# ENTRIES
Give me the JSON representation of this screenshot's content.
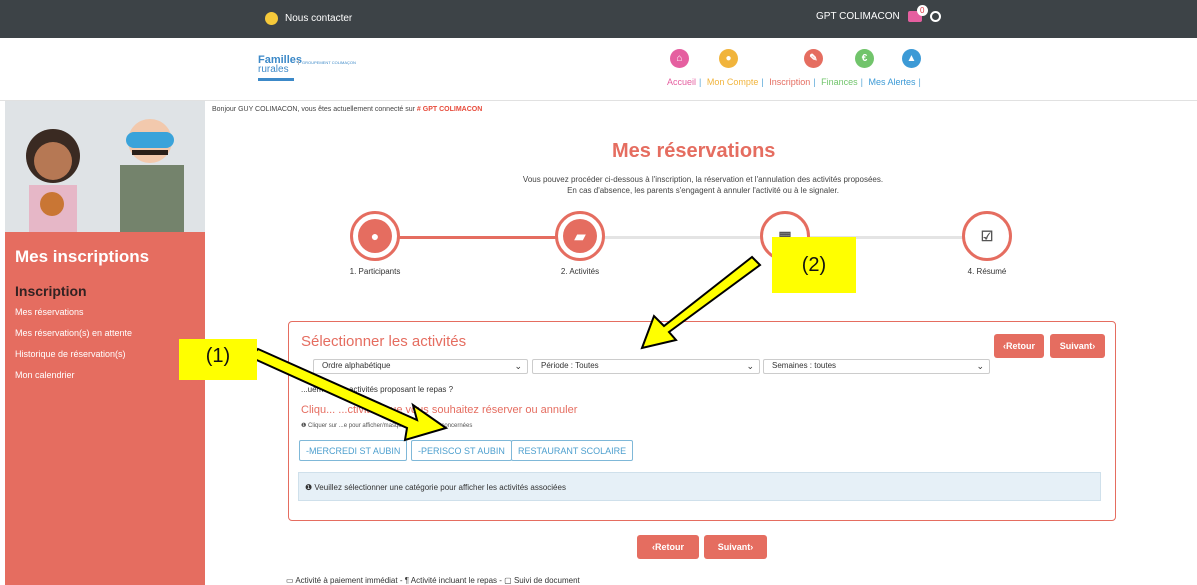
{
  "topbar": {
    "contact": "Nous contacter",
    "account": "GPT COLIMACON",
    "mail_count": "0"
  },
  "header": {
    "logo": {
      "line1": "Familles",
      "line2": "rurales",
      "group": "GROUPEMENT COLIMAÇON"
    },
    "nav": [
      {
        "label": "Accueil",
        "color": "#e55fa0"
      },
      {
        "label": "Mon Compte",
        "color": "#f1b43c"
      },
      {
        "label": "Inscription",
        "color": "#e56d60"
      },
      {
        "label": "Finances",
        "color": "#71c46b"
      },
      {
        "label": "Mes Alertes",
        "color": "#3c9ad6"
      }
    ]
  },
  "sidebar": {
    "title": "Mes inscriptions",
    "section": "Inscription",
    "items": [
      "Mes réservations",
      "Mes réservation(s) en attente",
      "Historique de réservation(s)",
      "Mon calendrier"
    ]
  },
  "welcome": {
    "text": "Bonjour GUY COLIMACON, vous êtes actuellement connecté sur ",
    "org": "# GPT COLIMACON"
  },
  "main": {
    "title": "Mes réservations",
    "intro1": "Vous pouvez procéder ci-dessous à l'inscription, la réservation et l'annulation des activités proposées.",
    "intro2": "En cas d'absence, les parents s'engagent à annuler l'activité ou à le signaler.",
    "steps": [
      {
        "label": "1. Participants",
        "icon": "users-icon"
      },
      {
        "label": "2. Activités",
        "icon": "book-icon"
      },
      {
        "label": "3. ...",
        "icon": "calendar-icon"
      },
      {
        "label": "4. Résumé",
        "icon": "check-icon"
      }
    ],
    "panel": {
      "title": "Sélectionner les activités",
      "back": "‹Retour",
      "next": "Suivant›",
      "order": "Ordre alphabétique",
      "period": "Période : Toutes",
      "weeks": "Semaines : toutes",
      "meal": "...uement les activités proposant le repas ?",
      "click": "Cliqu... ...ctivités que vous souhaitez réserver ou annuler",
      "hint": "❶ Cliquer sur ...e pour afficher/masquer les activités concernées",
      "categories": [
        "-MERCREDI ST AUBIN",
        "-PERISCO ST AUBIN",
        "RESTAURANT SCOLAIRE"
      ],
      "notice": "❶ Veuillez sélectionner une catégorie pour afficher les activités associées"
    },
    "back": "‹Retour",
    "next": "Suivant›",
    "footer": "▭ Activité à paiement immédiat - ¶ Activité incluant le repas - ▢ Suivi de document"
  },
  "callouts": {
    "one": "(1)",
    "two": "(2)"
  },
  "colors": {
    "accent": "#e56d60",
    "topbar": "#3d4347",
    "callout": "#ffff00"
  }
}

# DIRECTIONS FOR THIS TASK
Gather every line from the entries above where the word "pour" appears, and copy them.

# ANSWER BELOW
      "hint": "❶ Cliquer sur ...e pour afficher/masquer les activités concernées",
      "notice": "❶ Veuillez sélectionner une catégorie pour afficher les activités associées"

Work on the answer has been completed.